## [Task to complete]
Look for "lectura" in each line of the entries, and return the matching lines.

─── Exercise input ───

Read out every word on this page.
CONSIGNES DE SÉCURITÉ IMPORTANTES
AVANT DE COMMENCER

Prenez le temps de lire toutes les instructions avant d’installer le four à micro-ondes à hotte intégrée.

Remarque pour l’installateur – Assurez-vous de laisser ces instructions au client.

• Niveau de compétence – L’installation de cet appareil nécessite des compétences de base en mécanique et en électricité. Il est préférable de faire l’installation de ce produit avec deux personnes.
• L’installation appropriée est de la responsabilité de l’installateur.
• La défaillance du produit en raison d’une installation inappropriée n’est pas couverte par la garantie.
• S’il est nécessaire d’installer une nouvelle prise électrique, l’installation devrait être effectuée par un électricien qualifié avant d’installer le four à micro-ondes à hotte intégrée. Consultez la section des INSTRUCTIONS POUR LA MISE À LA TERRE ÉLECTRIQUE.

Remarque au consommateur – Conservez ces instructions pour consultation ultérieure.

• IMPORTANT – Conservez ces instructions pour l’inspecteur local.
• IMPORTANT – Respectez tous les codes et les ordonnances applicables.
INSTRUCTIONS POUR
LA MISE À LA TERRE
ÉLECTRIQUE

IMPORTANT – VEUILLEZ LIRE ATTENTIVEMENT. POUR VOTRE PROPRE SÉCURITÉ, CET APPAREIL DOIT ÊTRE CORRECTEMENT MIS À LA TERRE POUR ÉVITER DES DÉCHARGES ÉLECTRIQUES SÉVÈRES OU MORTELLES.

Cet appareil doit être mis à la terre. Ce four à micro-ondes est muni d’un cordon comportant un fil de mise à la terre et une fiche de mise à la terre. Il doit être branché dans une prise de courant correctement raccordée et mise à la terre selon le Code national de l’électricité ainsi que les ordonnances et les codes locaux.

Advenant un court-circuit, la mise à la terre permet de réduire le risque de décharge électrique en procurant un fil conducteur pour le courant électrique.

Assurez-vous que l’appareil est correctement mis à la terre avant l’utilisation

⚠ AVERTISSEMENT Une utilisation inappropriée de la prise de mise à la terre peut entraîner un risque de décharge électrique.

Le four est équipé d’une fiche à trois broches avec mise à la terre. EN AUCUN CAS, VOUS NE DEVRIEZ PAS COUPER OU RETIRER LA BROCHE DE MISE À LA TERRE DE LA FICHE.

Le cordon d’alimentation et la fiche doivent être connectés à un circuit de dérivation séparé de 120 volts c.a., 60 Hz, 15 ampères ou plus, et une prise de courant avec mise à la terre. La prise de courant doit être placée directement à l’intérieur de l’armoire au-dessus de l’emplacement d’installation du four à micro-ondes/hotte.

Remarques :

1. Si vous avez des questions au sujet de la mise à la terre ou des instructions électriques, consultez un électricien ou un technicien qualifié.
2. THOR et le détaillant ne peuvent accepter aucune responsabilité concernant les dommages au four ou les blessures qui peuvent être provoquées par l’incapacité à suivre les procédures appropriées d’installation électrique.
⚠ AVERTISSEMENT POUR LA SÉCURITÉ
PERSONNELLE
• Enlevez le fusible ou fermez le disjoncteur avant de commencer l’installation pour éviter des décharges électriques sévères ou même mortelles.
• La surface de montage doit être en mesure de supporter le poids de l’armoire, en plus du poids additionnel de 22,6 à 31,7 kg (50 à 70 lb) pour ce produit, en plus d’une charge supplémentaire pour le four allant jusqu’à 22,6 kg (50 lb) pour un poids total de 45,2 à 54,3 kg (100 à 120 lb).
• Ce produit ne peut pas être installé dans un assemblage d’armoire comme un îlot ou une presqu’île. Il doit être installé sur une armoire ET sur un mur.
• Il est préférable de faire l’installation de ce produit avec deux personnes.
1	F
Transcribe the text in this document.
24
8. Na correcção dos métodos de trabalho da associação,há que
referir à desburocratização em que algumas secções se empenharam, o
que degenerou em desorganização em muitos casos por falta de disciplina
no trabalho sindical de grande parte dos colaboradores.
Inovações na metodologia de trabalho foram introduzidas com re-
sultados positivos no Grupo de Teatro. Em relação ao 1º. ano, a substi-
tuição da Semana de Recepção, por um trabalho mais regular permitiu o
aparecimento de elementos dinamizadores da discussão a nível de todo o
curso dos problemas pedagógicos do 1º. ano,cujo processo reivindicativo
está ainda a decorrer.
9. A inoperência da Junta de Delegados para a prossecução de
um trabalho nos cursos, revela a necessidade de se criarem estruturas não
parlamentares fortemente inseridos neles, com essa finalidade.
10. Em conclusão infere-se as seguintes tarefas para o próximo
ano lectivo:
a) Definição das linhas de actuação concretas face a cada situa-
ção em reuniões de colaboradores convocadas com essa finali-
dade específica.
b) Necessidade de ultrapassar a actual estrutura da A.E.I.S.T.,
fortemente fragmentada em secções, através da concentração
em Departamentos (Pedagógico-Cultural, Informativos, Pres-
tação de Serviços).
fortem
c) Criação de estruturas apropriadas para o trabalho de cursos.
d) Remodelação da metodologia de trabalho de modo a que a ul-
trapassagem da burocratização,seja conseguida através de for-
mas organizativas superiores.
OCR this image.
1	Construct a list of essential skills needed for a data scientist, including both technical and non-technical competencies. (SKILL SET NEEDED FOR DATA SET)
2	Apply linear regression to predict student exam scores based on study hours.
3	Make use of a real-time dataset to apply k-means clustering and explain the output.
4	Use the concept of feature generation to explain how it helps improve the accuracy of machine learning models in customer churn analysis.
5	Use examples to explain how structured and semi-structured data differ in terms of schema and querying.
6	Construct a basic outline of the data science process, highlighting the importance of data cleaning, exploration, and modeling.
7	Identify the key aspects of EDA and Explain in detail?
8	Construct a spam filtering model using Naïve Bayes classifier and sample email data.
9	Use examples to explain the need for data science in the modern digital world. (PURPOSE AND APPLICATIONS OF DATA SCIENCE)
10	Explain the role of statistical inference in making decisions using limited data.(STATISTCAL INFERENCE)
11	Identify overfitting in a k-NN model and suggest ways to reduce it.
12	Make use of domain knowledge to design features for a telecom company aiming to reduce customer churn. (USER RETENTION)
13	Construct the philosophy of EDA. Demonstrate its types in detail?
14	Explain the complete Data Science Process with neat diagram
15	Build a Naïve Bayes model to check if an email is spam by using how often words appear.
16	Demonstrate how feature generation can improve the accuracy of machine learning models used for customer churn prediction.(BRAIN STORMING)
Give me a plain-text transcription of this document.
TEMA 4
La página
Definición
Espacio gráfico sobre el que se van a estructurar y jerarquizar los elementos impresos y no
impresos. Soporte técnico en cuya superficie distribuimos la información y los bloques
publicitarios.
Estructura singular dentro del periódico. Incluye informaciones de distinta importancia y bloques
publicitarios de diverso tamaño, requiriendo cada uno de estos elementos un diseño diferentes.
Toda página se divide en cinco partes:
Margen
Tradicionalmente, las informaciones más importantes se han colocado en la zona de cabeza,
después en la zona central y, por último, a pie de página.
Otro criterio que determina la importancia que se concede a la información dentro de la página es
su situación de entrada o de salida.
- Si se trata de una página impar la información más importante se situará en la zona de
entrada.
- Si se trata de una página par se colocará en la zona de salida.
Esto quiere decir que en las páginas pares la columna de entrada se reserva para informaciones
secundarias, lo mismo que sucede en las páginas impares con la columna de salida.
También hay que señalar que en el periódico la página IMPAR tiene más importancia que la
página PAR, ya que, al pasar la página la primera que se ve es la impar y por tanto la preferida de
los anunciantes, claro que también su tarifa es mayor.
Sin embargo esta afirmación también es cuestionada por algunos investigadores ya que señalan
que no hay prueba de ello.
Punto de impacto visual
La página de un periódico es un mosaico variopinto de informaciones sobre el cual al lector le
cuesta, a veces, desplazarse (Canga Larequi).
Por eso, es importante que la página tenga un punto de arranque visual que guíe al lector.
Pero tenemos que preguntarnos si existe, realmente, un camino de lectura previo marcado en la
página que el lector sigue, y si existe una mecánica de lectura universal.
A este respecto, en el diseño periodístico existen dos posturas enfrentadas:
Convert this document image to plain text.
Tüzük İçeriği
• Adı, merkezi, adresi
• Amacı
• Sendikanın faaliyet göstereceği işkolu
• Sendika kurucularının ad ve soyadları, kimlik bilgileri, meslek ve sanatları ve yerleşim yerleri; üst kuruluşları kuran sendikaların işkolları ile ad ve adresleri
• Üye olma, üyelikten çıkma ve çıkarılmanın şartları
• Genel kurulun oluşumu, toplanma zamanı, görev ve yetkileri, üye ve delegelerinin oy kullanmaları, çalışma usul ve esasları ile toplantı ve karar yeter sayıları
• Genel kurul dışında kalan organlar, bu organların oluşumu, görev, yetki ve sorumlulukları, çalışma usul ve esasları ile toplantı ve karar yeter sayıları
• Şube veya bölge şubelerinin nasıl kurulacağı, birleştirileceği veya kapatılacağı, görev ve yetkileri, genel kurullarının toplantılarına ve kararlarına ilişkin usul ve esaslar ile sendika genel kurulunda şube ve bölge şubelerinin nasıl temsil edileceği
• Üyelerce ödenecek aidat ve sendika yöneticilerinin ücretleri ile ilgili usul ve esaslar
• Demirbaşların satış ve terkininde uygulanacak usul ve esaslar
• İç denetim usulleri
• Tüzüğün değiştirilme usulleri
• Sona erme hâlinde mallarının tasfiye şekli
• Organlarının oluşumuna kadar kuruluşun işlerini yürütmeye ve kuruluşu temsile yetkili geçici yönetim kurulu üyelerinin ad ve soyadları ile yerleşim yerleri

───

## [Completed exercise]
Pero tenemos que preguntarnos si existe, realmente, un camino de lectura previo marcado en la
página que el lector sigue, y si existe una mecánica de lectura universal.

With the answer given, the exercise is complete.